**Given task:** In the records that follow, locate every line with "this" and extract it.

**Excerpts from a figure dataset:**
::::::::

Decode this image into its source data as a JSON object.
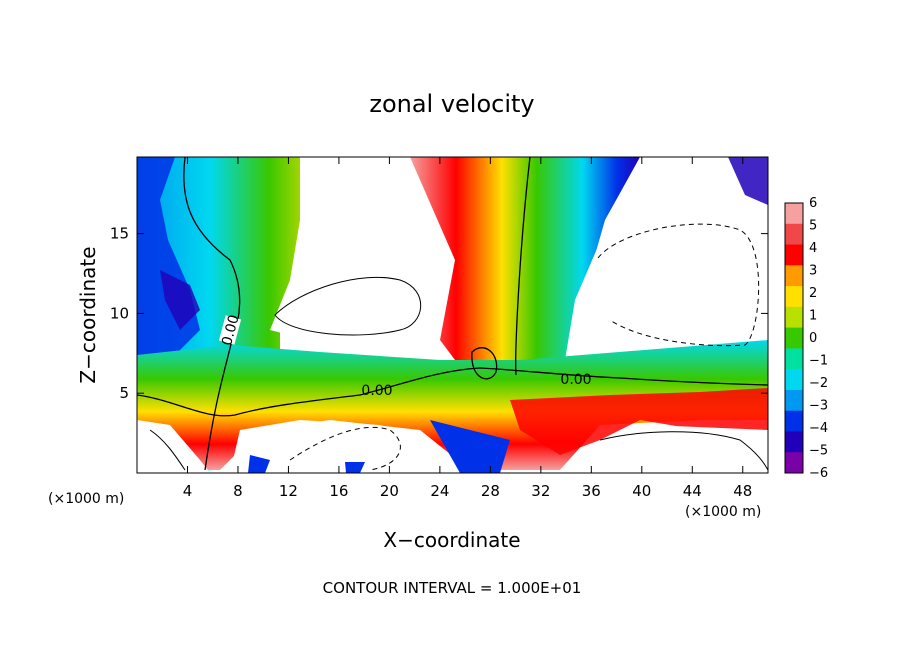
{
  "chart_data": {
    "type": "heatmap",
    "title": "zonal velocity",
    "xlabel": "X−coordinate",
    "ylabel": "Z−coordinate",
    "x_unit_label": "(×1000 m)",
    "x_unit_label_right": "(×1000 m)",
    "footer": "CONTOUR INTERVAL = 1.000E+01",
    "contour_label": "0.00",
    "xlim": [
      0,
      50
    ],
    "ylim": [
      0,
      19.8
    ],
    "x_ticks": [
      "4",
      "8",
      "12",
      "16",
      "20",
      "24",
      "28",
      "32",
      "36",
      "40",
      "44",
      "48"
    ],
    "x_tick_values": [
      4,
      8,
      12,
      16,
      20,
      24,
      28,
      32,
      36,
      40,
      44,
      48
    ],
    "y_ticks": [
      "5",
      "10",
      "15"
    ],
    "y_tick_values": [
      5,
      10,
      15
    ],
    "colorbar": {
      "range": [
        -6,
        6
      ],
      "labels": [
        "6",
        "5",
        "4",
        "3",
        "2",
        "1",
        "0",
        "−1",
        "−2",
        "−3",
        "−4",
        "−5",
        "−6"
      ],
      "label_values": [
        6,
        5,
        4,
        3,
        2,
        1,
        0,
        -1,
        -2,
        -3,
        -4,
        -5,
        -6
      ]
    },
    "colors": {
      "c6": "#f6a0a0",
      "c5": "#f04848",
      "c4": "#ff0000",
      "c3": "#ff9a00",
      "c2": "#ffe000",
      "c1": "#b8e000",
      "c0": "#38c800",
      "cm1": "#00e0a0",
      "cm2": "#00d8f0",
      "cm3": "#0098f0",
      "cm4": "#0030e8",
      "cm5": "#2000b8",
      "cm6": "#7a00a8"
    }
  }
}
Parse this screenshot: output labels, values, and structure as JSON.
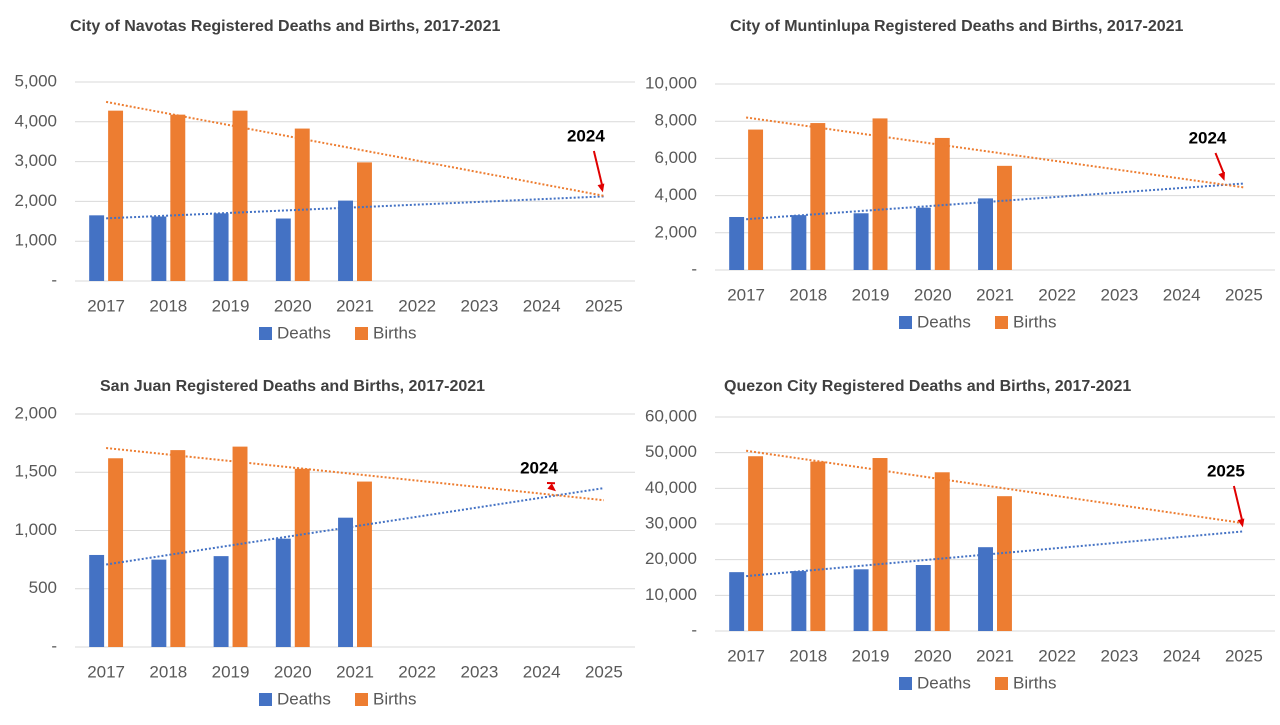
{
  "chart_data": [
    {
      "type": "bar",
      "title": "City of Navotas Registered Deaths and Births, 2017-2021",
      "categories": [
        "2017",
        "2018",
        "2019",
        "2020",
        "2021",
        "2022",
        "2023",
        "2024",
        "2025"
      ],
      "series": [
        {
          "name": "Deaths",
          "color": "#4472c4",
          "values": [
            1650,
            1620,
            1700,
            1570,
            2020,
            null,
            null,
            null,
            null
          ]
        },
        {
          "name": "Births",
          "color": "#ed7d31",
          "values": [
            4280,
            4180,
            4280,
            3830,
            2980,
            null,
            null,
            null,
            null
          ]
        }
      ],
      "ylim": [
        0,
        5000
      ],
      "yticks": [
        {
          "value": 0,
          "label": "-"
        },
        {
          "value": 1000,
          "label": "1,000"
        },
        {
          "value": 2000,
          "label": "2,000"
        },
        {
          "value": 3000,
          "label": "3,000"
        },
        {
          "value": 4000,
          "label": "4,000"
        },
        {
          "value": 5000,
          "label": "5,000"
        }
      ],
      "grid": true,
      "trendline": "linear",
      "legend": "bottom",
      "annotation": "2024"
    },
    {
      "type": "bar",
      "title": "City of Muntinlupa  Registered Deaths and Births, 2017-2021",
      "categories": [
        "2017",
        "2018",
        "2019",
        "2020",
        "2021",
        "2022",
        "2023",
        "2024",
        "2025"
      ],
      "series": [
        {
          "name": "Deaths",
          "color": "#4472c4",
          "values": [
            2850,
            2950,
            3050,
            3350,
            3850,
            null,
            null,
            null,
            null
          ]
        },
        {
          "name": "Births",
          "color": "#ed7d31",
          "values": [
            7550,
            7900,
            8150,
            7100,
            5600,
            null,
            null,
            null,
            null
          ]
        }
      ],
      "ylim": [
        0,
        10000
      ],
      "yticks": [
        {
          "value": 0,
          "label": "-"
        },
        {
          "value": 2000,
          "label": "2,000"
        },
        {
          "value": 4000,
          "label": "4,000"
        },
        {
          "value": 6000,
          "label": "6,000"
        },
        {
          "value": 8000,
          "label": "8,000"
        },
        {
          "value": 10000,
          "label": "10,000"
        }
      ],
      "grid": true,
      "trendline": "linear",
      "legend": "bottom",
      "annotation": "2024"
    },
    {
      "type": "bar",
      "title": "San Juan Registered Deaths and Births, 2017-2021",
      "categories": [
        "2017",
        "2018",
        "2019",
        "2020",
        "2021",
        "2022",
        "2023",
        "2024",
        "2025"
      ],
      "series": [
        {
          "name": "Deaths",
          "color": "#4472c4",
          "values": [
            790,
            750,
            780,
            930,
            1110,
            null,
            null,
            null,
            null
          ]
        },
        {
          "name": "Births",
          "color": "#ed7d31",
          "values": [
            1620,
            1690,
            1720,
            1530,
            1420,
            null,
            null,
            null,
            null
          ]
        }
      ],
      "ylim": [
        0,
        2000
      ],
      "yticks": [
        {
          "value": 0,
          "label": "-"
        },
        500,
        {
          "value": 1000,
          "label": "1,000"
        },
        {
          "value": 1500,
          "label": "1,500"
        },
        {
          "value": 2000,
          "label": "2,000"
        }
      ],
      "grid": true,
      "trendline": "linear",
      "legend": "bottom",
      "annotation": "2024"
    },
    {
      "type": "bar",
      "title": "Quezon City Registered Deaths and Births, 2017-2021",
      "categories": [
        "2017",
        "2018",
        "2019",
        "2020",
        "2021",
        "2022",
        "2023",
        "2024",
        "2025"
      ],
      "series": [
        {
          "name": "Deaths",
          "color": "#4472c4",
          "values": [
            16500,
            16800,
            17300,
            18500,
            23500,
            null,
            null,
            null,
            null
          ]
        },
        {
          "name": "Births",
          "color": "#ed7d31",
          "values": [
            49000,
            47500,
            48500,
            44500,
            37800,
            null,
            null,
            null,
            null
          ]
        }
      ],
      "ylim": [
        0,
        60000
      ],
      "yticks": [
        {
          "value": 0,
          "label": "-"
        },
        {
          "value": 10000,
          "label": "10,000"
        },
        {
          "value": 20000,
          "label": "20,000"
        },
        {
          "value": 30000,
          "label": "30,000"
        },
        {
          "value": 40000,
          "label": "40,000"
        },
        {
          "value": 50000,
          "label": "50,000"
        },
        {
          "value": 60000,
          "label": "60,000"
        }
      ],
      "grid": true,
      "trendline": "linear",
      "legend": "bottom",
      "annotation": "2025"
    }
  ]
}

::::::::

**Exercise output:**
Decode this image into its source data as a JSON object.
Parse this screenshot: output labels, values, and structure as JSON.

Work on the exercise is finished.